> _Task goal_:
Leave out the pictures and restate the rest of the data exactly.

* START Data for processing *

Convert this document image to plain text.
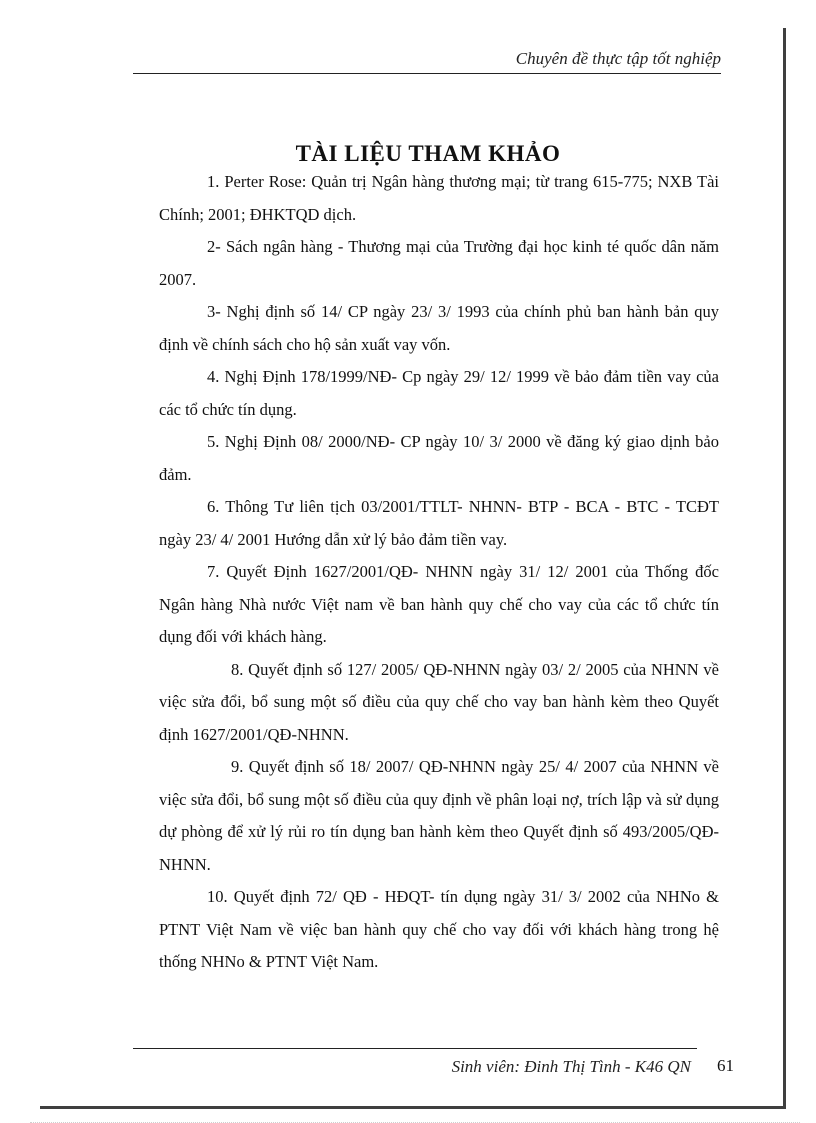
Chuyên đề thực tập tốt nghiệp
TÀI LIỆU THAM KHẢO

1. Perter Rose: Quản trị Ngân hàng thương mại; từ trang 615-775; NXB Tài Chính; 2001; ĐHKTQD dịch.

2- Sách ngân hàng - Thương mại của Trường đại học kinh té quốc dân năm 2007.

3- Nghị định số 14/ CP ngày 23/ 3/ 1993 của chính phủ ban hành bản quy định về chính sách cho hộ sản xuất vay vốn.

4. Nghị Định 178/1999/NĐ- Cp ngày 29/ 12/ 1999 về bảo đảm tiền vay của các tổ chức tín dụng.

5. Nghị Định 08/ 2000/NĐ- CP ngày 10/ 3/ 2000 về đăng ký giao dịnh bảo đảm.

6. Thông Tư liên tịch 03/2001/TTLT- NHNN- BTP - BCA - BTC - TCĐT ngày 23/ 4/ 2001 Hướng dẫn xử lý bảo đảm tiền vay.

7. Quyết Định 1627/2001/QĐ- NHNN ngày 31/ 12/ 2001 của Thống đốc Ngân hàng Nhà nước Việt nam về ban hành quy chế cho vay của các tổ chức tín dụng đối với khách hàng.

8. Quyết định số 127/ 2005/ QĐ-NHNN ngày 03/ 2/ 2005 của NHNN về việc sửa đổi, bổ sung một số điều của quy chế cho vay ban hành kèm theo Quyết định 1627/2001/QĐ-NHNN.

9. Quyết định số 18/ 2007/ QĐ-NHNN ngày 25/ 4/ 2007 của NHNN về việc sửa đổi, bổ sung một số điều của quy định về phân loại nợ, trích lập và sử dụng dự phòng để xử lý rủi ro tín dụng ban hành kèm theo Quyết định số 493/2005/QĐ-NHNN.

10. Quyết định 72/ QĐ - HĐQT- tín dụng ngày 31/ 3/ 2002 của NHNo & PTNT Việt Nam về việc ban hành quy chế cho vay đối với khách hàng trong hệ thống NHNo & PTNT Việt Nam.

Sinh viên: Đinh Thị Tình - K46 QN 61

* END Data for processing *

> _Expected output_:
Convert this document image to plain text.
Chuyên đề thực tập tốt nghiệp
TÀI LIỆU THAM KHẢO

1. Perter Rose: Quản trị Ngân hàng thương mại; từ trang 615-775; NXB Tài Chính; 2001; ĐHKTQD dịch.

2- Sách ngân hàng - Thương mại của Trường đại học kinh té quốc dân năm 2007.

3- Nghị định số 14/ CP ngày 23/ 3/ 1993 của chính phủ ban hành bản quy định về chính sách cho hộ sản xuất vay vốn.

4. Nghị Định 178/1999/NĐ- Cp ngày 29/ 12/ 1999 về bảo đảm tiền vay của các tổ chức tín dụng.

5. Nghị Định 08/ 2000/NĐ- CP ngày 10/ 3/ 2000 về đăng ký giao dịnh bảo đảm.

6. Thông Tư liên tịch 03/2001/TTLT- NHNN- BTP - BCA - BTC - TCĐT ngày 23/ 4/ 2001 Hướng dẫn xử lý bảo đảm tiền vay.

7. Quyết Định 1627/2001/QĐ- NHNN ngày 31/ 12/ 2001 của Thống đốc Ngân hàng Nhà nước Việt nam về ban hành quy chế cho vay của các tổ chức tín dụng đối với khách hàng.

8. Quyết định số 127/ 2005/ QĐ-NHNN ngày 03/ 2/ 2005 của NHNN về việc sửa đổi, bổ sung một số điều của quy chế cho vay ban hành kèm theo Quyết định 1627/2001/QĐ-NHNN.

9. Quyết định số 18/ 2007/ QĐ-NHNN ngày 25/ 4/ 2007 của NHNN về việc sửa đổi, bổ sung một số điều của quy định về phân loại nợ, trích lập và sử dụng dự phòng để xử lý rủi ro tín dụng ban hành kèm theo Quyết định số 493/2005/QĐ-NHNN.

10. Quyết định 72/ QĐ - HĐQT- tín dụng ngày 31/ 3/ 2002 của NHNo & PTNT Việt Nam về việc ban hành quy chế cho vay đối với khách hàng trong hệ thống NHNo & PTNT Việt Nam.

Sinh viên: Đinh Thị Tình - K46 QN 61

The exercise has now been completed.